◆ Data records:
....................

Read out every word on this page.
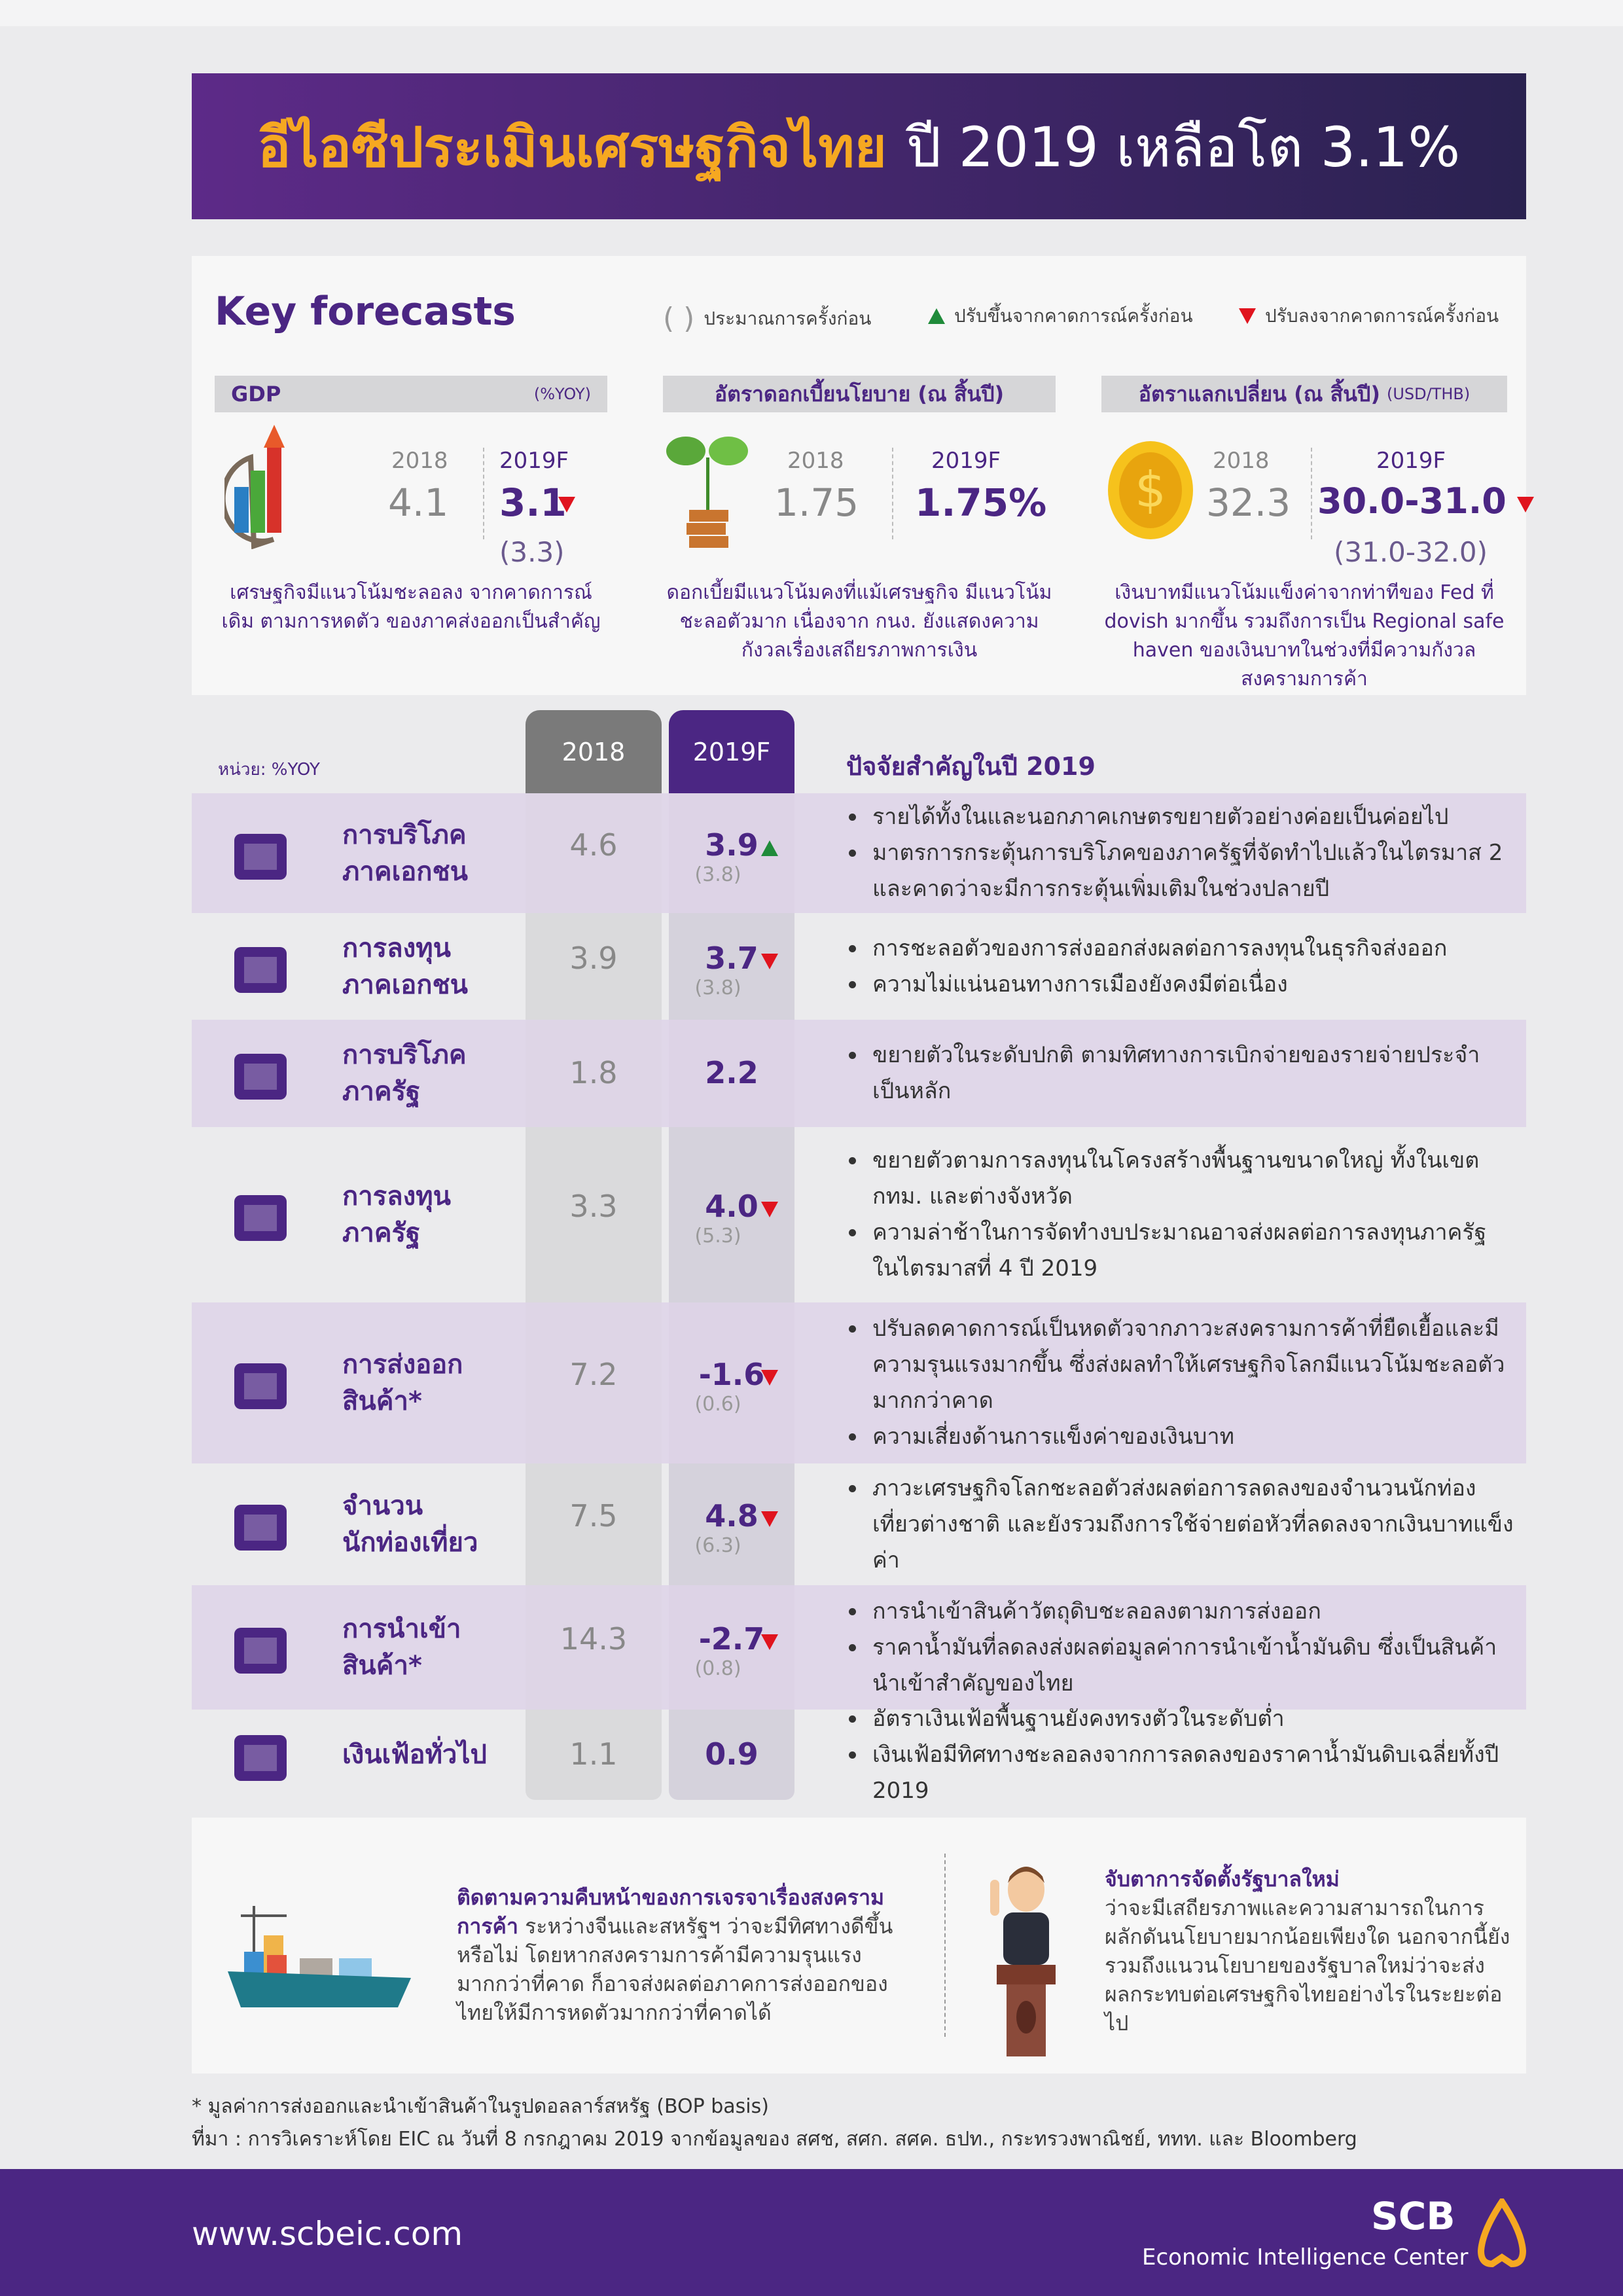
อีไอซีประเมินเศรษฐกิจไทย ปี 2019 เหลือโต 3.1%
Key forecasts	( ) ประมาณการครั้งก่อน	ปรับขึ้นจากคาดการณ์ครั้งก่อน	ปรับลงจากคาดการณ์ครั้งก่อน
GDP	(%YOY)
2018
4.1
2019F
3.1
(3.3)
เศรษฐกิจมีแนวโน้มชะลอลง จากคาดการณ์เดิม ตามการหดตัว ของภาคส่งออกเป็นสำคัญ
อัตราดอกเบี้ยนโยบาย (ณ สิ้นปี)
2018
1.75
2019F
1.75%
ดอกเบี้ยมีแนวโน้มคงที่แม้เศรษฐกิจ มีแนวโน้มชะลอตัวมาก เนื่องจาก กนง. ยังแสดงความกังวลเรื่องเสถียรภาพการเงิน
อัตราแลกเปลี่ยน (ณ สิ้นปี) (USD/THB)
$ 2018
32.3
2019F
30.0-31.0
(31.0-32.0)
เงินบาทมีแนวโน้มแข็งค่าจากท่าทีของ Fed ที่ dovish มากขึ้น รวมถึงการเป็น Regional safe haven ของเงินบาทในช่วงที่มีความกังวลสงครามการค้า
การบริโภค
ภาคเอกชน
4.6	3.9
(3.8)
รายได้ทั้งในและนอกภาคเกษตรขยายตัวอย่างค่อยเป็นค่อยไป
มาตรการกระตุ้นการบริโภคของภาครัฐที่จัดทำไปแล้วในไตรมาส 2 และคาดว่าจะมีการกระตุ้นเพิ่มเติมในช่วงปลายปี
การลงทุน
ภาคเอกชน
3.9	3.7
(3.8)
การชะลอตัวของการส่งออกส่งผลต่อการลงทุนในธุรกิจส่งออก
ความไม่แน่นอนทางการเมืองยังคงมีต่อเนื่อง
การบริโภค
ภาครัฐ
1.8	2.2	ขยายตัวในระดับปกติ ตามทิศทางการเบิกจ่ายของรายจ่ายประจำเป็นหลัก
การลงทุน
ภาครัฐ
3.3	4.0
(5.3)
ขยายตัวตามการลงทุนในโครงสร้างพื้นฐานขนาดใหญ่ ทั้งในเขต กทม. และต่างจังหวัด
ความล่าช้าในการจัดทำงบประมาณอาจส่งผลต่อการลงทุนภาครัฐ ในไตรมาสที่ 4 ปี 2019
การส่งออก
สินค้า*
7.2	-1.6
(0.6)
ปรับลดคาดการณ์เป็นหดตัวจากภาวะสงครามการค้าที่ยืดเยื้อและมีความรุนแรงมากขึ้น ซึ่งส่งผลทำให้เศรษฐกิจโลกมีแนวโน้มชะลอตัวมากกว่าคาด
ความเสี่ยงด้านการแข็งค่าของเงินบาท
จำนวน
นักท่องเที่ยว
7.5	4.8
(6.3)
ภาวะเศรษฐกิจโลกชะลอตัวส่งผลต่อการลดลงของจำนวนนักท่องเที่ยวต่างชาติ และยังรวมถึงการใช้จ่ายต่อหัวที่ลดลงจากเงินบาทแข็งค่า
การนำเข้า
สินค้า*
14.3	-2.7
(0.8)
การนำเข้าสินค้าวัตถุดิบชะลอลงตามการส่งออก
ราคาน้ำมันที่ลดลงส่งผลต่อมูลค่าการนำเข้าน้ำมันดิบ ซึ่งเป็นสินค้านำเข้าสำคัญของไทย
เงินเฟ้อทั่วไป	1.1	0.9
อัตราเงินเฟ้อพื้นฐานยังคงทรงตัวในระดับต่ำ
เงินเฟ้อมีทิศทางชะลอลงจากการลดลงของราคาน้ำมันดิบเฉลี่ยทั้งปี 2019
2018	2019F
หน่วย: %YOY	ปัจจัยสำคัญในปี 2019
ติดตามความคืบหน้าของการเจรจาเรื่องสงครามการค้า ระหว่างจีนและสหรัฐฯ ว่าจะมีทิศทางดีขึ้นหรือไม่ โดยหากสงครามการค้ามีความรุนแรงมากกว่าที่คาด ก็อาจส่งผลต่อภาคการส่งออกของไทยให้มีการหดตัวมากกว่าที่คาดได้
จับตาการจัดตั้งรัฐบาลใหม่
ว่าจะมีเสถียรภาพและความสามารถในการผลักดันนโยบายมากน้อยเพียงใด นอกจากนี้ยังรวมถึงแนวนโยบายของรัฐบาลใหม่ว่าจะส่งผลกระทบต่อเศรษฐกิจไทยอย่างไรในระยะต่อไป
* มูลค่าการส่งออกและนำเข้าสินค้าในรูปดอลลาร์สหรัฐ (BOP basis)
ที่มา : การวิเคราะห์โดย EIC ณ วันที่ 8 กรกฎาคม 2019 จากข้อมูลของ สศช, สศก. สศค. ธปท., กระทรวงพาณิชย์, ททท. และ Bloomberg
www.scbeic.com	SCB
Economic Intelligence Center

....................

◆ Work to be completed:
From the entries above, return each line with the word "มชะลอต" in it.

◆ Solution for this exercise:
ดอกเบี้ยมีแนวโน้มคงที่แม้เศรษฐกิจ มีแนวโน้มชะลอตัวมาก เนื่องจาก กนง. ยังแสดงความกังวลเรื่องเสถียรภาพการเงิน
ปรับลดคาดการณ์เป็นหดตัวจากภาวะสงครามการค้าที่ยืดเยื้อและมีความรุนแรงมากขึ้น ซึ่งส่งผลทำให้เศรษฐกิจโลกมีแนวโน้มชะลอตัวมากกว่าคาด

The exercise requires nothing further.